> _The problem_
Give back the full listing, character for character, with no pictures.

Dataset entries:
↓

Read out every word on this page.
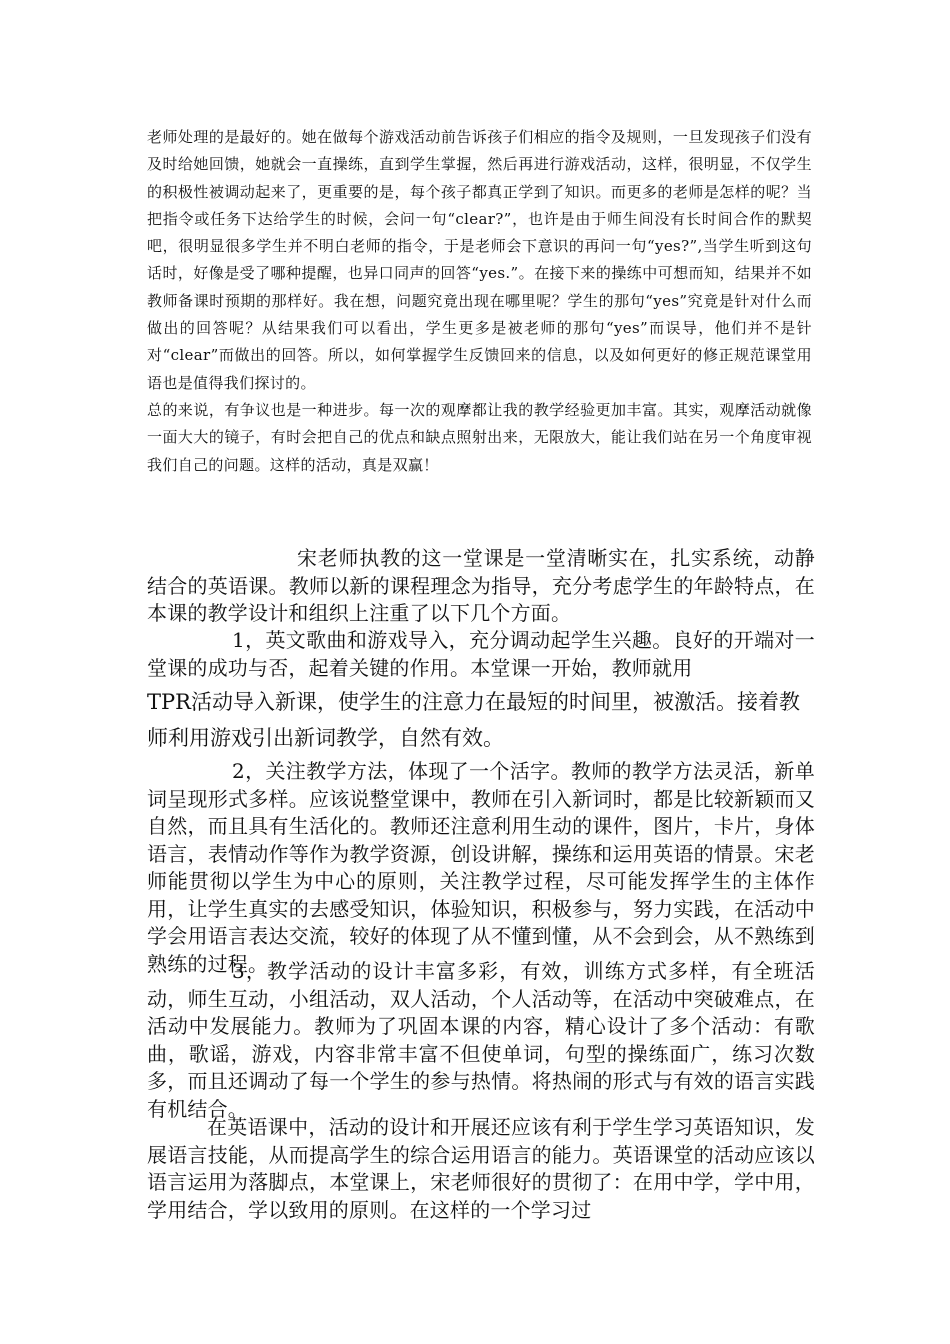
老师处理的是最好的。她在做每个游戏活动前告诉孩子们相应的指令及规则，一旦发现孩子们没有及时给她回馈，她就会一直操练，直到学生掌握，然后再进行游戏活动，这样，很明显，不仅学生的积极性被调动起来了，更重要的是，每个孩子都真正学到了知识。而更多的老师是怎样的呢？当把指令或任务下达给学生的时候，会问一句“clear?”，也许是由于师生间没有长时间合作的默契吧，很明显很多学生并不明白老师的指令，于是老师会下意识的再问一句“yes?”,当学生听到这句话时，好像是受了哪种提醒，也异口同声的回答“yes.”。在接下来的操练中可想而知，结果并不如教师备课时预期的那样好。我在想，问题究竟出现在哪里呢？学生的那句“yes”究竟是针对什么而做出的回答呢？从结果我们可以看出，学生更多是被老师的那句“yes”而误导，他们并不是针对“clear”而做出的回答。所以，如何掌握学生反馈回来的信息，以及如何更好的修正规范课堂用语也是值得我们探讨的。

总的来说，有争议也是一种进步。每一次的观摩都让我的教学经验更加丰富。其实，观摩活动就像一面大大的镜子，有时会把自己的优点和缺点照射出来，无限放大，能让我们站在另一个角度审视我们自己的问题。这样的活动，真是双赢！

宋老师执教的这一堂课是一堂清晰实在，扎实系统，动静结合的英语课。教师以新的课程理念为指导，充分考虑学生的年龄特点，在本课的教学设计和组织上注重了以下几个方面。

1，英文歌曲和游戏导入，充分调动起学生兴趣。良好的开端对一堂课的成功与否，起着关键的作用。本堂课一开始，教师就用

TPR活动导入新课，使学生的注意力在最短的时间里，被激活。接着教师利用游戏引出新词教学，自然有效。

2，关注教学方法，体现了一个活字。教师的教学方法灵活，新单词呈现形式多样。应该说整堂课中，教师在引入新词时，都是比较新颖而又自然，而且具有生活化的。教师还注意利用生动的课件，图片，卡片，身体语言，表情动作等作为教学资源，创设讲解，操练和运用英语的情景。宋老师能贯彻以学生为中心的原则，关注教学过程，尽可能发挥学生的主体作用，让学生真实的去感受知识，体验知识，积极参与，努力实践，在活动中学会用语言表达交流，较好的体现了从不懂到懂，从不会到会，从不熟练到熟练的过程。

3，教学活动的设计丰富多彩，有效，训练方式多样，有全班活动，师生互动，小组活动，双人活动，个人活动等，在活动中突破难点，在活动中发展能力。教师为了巩固本课的内容，精心设计了多个活动：有歌曲，歌谣，游戏，内容非常丰富不但使单词，句型的操练面广，练习次数多，而且还调动了每一个学生的参与热情。将热闹的形式与有效的语言实践有机结合。

在英语课中，活动的设计和开展还应该有利于学生学习英语知识，发展语言技能，从而提高学生的综合运用语言的能力。英语课堂的活动应该以语言运用为落脚点，本堂课上，宋老师很好的贯彻了：在用中学，学中用，学用结合，学以致用的原则。在这样的一个学习过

↑

> _Task output_
Read out every word on this page.
老师处理的是最好的。她在做每个游戏活动前告诉孩子们相应的指令及规则，一旦发现孩子们没有及时给她回馈，她就会一直操练，直到学生掌握，然后再进行游戏活动，这样，很明显，不仅学生的积极性被调动起来了，更重要的是，每个孩子都真正学到了知识。而更多的老师是怎样的呢？当把指令或任务下达给学生的时候，会问一句“clear?”，也许是由于师生间没有长时间合作的默契吧，很明显很多学生并不明白老师的指令，于是老师会下意识的再问一句“yes?”,当学生听到这句话时，好像是受了哪种提醒，也异口同声的回答“yes.”。在接下来的操练中可想而知，结果并不如教师备课时预期的那样好。我在想，问题究竟出现在哪里呢？学生的那句“yes”究竟是针对什么而做出的回答呢？从结果我们可以看出，学生更多是被老师的那句“yes”而误导，他们并不是针对“clear”而做出的回答。所以，如何掌握学生反馈回来的信息，以及如何更好的修正规范课堂用语也是值得我们探讨的。

总的来说，有争议也是一种进步。每一次的观摩都让我的教学经验更加丰富。其实，观摩活动就像一面大大的镜子，有时会把自己的优点和缺点照射出来，无限放大，能让我们站在另一个角度审视我们自己的问题。这样的活动，真是双赢！

宋老师执教的这一堂课是一堂清晰实在，扎实系统，动静结合的英语课。教师以新的课程理念为指导，充分考虑学生的年龄特点，在本课的教学设计和组织上注重了以下几个方面。

1，英文歌曲和游戏导入，充分调动起学生兴趣。良好的开端对一堂课的成功与否，起着关键的作用。本堂课一开始，教师就用

TPR活动导入新课，使学生的注意力在最短的时间里，被激活。接着教师利用游戏引出新词教学，自然有效。

2，关注教学方法，体现了一个活字。教师的教学方法灵活，新单词呈现形式多样。应该说整堂课中，教师在引入新词时，都是比较新颖而又自然，而且具有生活化的。教师还注意利用生动的课件，图片，卡片，身体语言，表情动作等作为教学资源，创设讲解，操练和运用英语的情景。宋老师能贯彻以学生为中心的原则，关注教学过程，尽可能发挥学生的主体作用，让学生真实的去感受知识，体验知识，积极参与，努力实践，在活动中学会用语言表达交流，较好的体现了从不懂到懂，从不会到会，从不熟练到熟练的过程。

3，教学活动的设计丰富多彩，有效，训练方式多样，有全班活动，师生互动，小组活动，双人活动，个人活动等，在活动中突破难点，在活动中发展能力。教师为了巩固本课的内容，精心设计了多个活动：有歌曲，歌谣，游戏，内容非常丰富不但使单词，句型的操练面广，练习次数多，而且还调动了每一个学生的参与热情。将热闹的形式与有效的语言实践有机结合。

在英语课中，活动的设计和开展还应该有利于学生学习英语知识，发展语言技能，从而提高学生的综合运用语言的能力。英语课堂的活动应该以语言运用为落脚点，本堂课上，宋老师很好的贯彻了：在用中学，学中用，学用结合，学以致用的原则。在这样的一个学习过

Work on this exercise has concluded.